WHAT THIS TASK INVOLVES:
Return each line that holds the word "JSON".

ENTRIES SUPPLIED:
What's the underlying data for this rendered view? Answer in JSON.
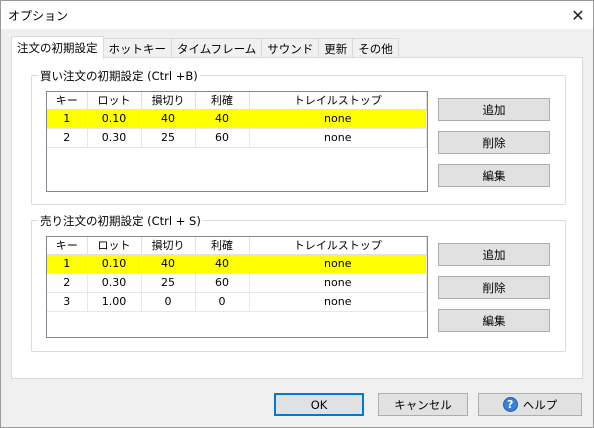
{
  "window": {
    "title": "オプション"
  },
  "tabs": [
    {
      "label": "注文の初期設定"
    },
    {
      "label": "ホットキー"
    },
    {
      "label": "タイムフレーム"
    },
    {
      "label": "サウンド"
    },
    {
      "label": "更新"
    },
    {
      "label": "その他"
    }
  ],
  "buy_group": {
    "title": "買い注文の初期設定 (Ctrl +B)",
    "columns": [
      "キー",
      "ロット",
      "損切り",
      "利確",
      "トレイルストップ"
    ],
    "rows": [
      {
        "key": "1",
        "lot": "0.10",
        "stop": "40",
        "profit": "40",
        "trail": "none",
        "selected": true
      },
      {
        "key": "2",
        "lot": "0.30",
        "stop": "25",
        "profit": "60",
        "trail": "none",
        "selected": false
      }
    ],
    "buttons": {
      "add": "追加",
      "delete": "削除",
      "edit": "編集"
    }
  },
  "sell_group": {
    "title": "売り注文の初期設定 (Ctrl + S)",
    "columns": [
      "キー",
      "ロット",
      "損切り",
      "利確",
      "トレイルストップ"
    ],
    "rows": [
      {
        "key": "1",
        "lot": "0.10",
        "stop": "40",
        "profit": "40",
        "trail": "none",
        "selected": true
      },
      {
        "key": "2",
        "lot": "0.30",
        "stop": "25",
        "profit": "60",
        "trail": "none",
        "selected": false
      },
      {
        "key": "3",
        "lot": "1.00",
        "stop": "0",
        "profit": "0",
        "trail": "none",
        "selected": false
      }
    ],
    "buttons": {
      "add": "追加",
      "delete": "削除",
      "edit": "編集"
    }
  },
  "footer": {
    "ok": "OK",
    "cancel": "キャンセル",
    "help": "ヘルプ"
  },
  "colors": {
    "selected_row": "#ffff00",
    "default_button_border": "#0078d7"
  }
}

* * *

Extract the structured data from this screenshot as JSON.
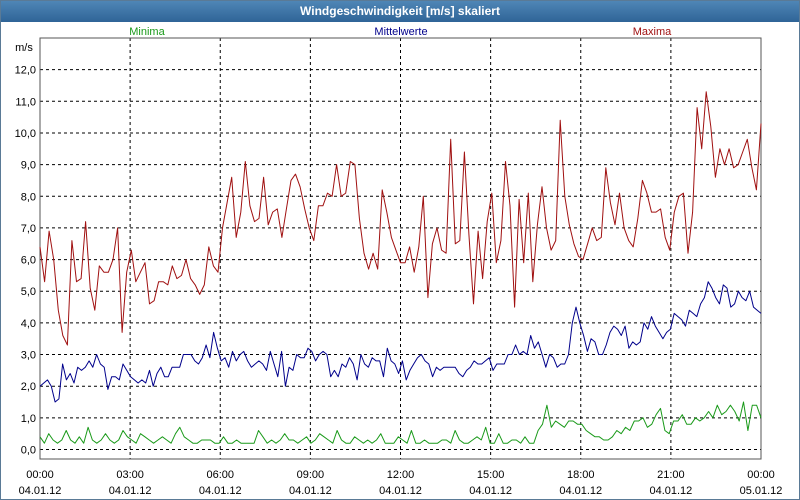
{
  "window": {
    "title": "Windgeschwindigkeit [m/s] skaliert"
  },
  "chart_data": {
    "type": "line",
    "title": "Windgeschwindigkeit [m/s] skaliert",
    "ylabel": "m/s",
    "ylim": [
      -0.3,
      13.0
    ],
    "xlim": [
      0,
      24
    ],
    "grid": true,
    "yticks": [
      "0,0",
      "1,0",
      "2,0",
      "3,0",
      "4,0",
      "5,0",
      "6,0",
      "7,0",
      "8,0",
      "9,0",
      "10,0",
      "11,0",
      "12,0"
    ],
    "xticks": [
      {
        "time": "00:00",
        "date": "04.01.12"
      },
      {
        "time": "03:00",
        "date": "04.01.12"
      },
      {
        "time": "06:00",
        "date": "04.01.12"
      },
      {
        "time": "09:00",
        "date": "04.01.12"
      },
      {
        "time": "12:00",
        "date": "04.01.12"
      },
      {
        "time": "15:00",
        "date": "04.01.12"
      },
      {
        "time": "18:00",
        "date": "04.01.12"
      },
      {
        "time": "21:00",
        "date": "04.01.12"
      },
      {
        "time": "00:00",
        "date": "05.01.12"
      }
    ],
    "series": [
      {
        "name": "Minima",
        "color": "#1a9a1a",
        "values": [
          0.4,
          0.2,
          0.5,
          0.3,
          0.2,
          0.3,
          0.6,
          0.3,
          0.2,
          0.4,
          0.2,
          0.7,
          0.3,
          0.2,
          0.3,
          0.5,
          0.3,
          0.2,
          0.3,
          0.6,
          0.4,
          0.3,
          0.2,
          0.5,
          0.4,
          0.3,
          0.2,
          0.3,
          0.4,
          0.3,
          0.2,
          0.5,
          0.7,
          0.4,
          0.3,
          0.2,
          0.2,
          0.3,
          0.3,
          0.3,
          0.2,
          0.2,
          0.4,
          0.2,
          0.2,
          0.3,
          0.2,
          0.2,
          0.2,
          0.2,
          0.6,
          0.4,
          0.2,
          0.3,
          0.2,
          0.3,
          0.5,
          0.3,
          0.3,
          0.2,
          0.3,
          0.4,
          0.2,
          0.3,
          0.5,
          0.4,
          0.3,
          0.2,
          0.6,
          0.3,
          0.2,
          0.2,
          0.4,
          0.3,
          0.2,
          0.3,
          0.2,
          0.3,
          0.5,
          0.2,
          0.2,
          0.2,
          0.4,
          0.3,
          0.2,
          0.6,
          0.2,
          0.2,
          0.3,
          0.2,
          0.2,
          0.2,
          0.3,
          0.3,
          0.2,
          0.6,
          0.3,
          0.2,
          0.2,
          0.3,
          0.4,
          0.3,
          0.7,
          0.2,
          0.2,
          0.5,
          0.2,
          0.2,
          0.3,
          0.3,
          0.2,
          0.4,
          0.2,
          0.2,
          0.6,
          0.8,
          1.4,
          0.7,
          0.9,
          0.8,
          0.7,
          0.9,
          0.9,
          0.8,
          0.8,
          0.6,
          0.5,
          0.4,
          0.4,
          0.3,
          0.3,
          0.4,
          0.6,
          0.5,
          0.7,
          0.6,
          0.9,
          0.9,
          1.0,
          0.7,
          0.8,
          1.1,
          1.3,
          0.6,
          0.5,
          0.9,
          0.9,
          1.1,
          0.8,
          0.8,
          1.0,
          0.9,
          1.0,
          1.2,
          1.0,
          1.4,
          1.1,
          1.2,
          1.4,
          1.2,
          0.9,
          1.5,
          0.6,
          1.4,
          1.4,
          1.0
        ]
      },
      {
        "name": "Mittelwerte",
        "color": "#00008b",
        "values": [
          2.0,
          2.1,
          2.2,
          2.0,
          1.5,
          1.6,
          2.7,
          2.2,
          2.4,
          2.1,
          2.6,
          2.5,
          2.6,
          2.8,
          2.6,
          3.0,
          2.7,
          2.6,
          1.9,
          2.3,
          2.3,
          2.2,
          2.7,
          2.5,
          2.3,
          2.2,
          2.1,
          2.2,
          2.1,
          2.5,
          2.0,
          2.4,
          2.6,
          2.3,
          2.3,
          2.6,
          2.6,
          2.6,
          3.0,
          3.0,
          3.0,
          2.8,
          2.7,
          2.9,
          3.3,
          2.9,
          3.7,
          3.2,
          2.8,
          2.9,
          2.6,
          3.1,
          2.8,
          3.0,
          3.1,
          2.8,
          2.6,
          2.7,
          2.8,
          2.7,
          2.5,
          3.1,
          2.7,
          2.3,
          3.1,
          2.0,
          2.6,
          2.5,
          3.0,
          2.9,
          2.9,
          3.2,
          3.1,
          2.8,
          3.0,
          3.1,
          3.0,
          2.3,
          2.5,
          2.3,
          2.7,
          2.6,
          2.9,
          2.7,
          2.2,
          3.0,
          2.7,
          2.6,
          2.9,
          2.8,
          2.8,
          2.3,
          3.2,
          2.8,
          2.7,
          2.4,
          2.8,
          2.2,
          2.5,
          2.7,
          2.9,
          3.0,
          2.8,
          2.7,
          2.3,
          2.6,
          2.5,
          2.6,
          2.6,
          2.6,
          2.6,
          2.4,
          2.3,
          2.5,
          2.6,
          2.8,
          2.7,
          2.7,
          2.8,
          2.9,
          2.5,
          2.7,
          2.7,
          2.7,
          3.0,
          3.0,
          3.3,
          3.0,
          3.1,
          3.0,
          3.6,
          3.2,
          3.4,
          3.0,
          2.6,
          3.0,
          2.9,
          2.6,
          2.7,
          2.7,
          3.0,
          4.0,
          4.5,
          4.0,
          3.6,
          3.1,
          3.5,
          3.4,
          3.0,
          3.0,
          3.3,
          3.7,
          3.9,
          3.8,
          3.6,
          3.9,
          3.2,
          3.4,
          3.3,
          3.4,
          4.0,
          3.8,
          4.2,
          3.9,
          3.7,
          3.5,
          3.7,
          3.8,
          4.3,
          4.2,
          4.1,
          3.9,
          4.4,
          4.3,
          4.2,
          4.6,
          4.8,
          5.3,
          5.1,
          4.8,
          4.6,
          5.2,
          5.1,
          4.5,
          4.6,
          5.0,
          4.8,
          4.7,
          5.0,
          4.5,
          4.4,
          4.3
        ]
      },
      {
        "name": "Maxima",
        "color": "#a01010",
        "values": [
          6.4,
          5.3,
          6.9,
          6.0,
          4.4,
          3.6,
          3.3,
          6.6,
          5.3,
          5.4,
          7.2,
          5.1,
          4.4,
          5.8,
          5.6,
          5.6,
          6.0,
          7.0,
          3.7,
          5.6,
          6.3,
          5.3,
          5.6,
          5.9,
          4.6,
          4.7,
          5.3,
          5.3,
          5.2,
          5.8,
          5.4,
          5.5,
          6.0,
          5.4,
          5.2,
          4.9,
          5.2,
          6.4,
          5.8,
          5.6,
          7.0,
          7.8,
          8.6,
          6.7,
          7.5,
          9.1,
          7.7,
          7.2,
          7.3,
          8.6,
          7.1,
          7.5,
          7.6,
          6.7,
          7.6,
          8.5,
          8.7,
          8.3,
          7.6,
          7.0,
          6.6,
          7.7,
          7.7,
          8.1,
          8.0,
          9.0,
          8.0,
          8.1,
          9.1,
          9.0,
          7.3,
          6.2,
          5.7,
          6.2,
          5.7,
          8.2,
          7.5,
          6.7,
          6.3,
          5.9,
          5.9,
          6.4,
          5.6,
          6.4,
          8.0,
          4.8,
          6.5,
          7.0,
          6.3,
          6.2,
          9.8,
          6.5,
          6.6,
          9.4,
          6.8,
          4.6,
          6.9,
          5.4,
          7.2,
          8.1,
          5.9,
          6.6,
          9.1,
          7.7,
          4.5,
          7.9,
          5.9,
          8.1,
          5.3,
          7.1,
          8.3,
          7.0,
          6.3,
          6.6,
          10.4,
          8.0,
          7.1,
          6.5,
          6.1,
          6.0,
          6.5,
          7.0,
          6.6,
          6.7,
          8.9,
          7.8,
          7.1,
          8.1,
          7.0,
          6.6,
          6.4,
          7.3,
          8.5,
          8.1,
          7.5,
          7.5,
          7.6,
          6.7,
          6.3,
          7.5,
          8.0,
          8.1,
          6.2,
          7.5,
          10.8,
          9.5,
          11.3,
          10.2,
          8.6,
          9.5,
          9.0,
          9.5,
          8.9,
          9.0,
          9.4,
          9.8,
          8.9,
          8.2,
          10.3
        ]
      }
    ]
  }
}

SOLUTION TO THIS PROBLEM:
What's the underlying data for this rendered view? Answer in JSON.
Extract the structured data from this screenshot as JSON.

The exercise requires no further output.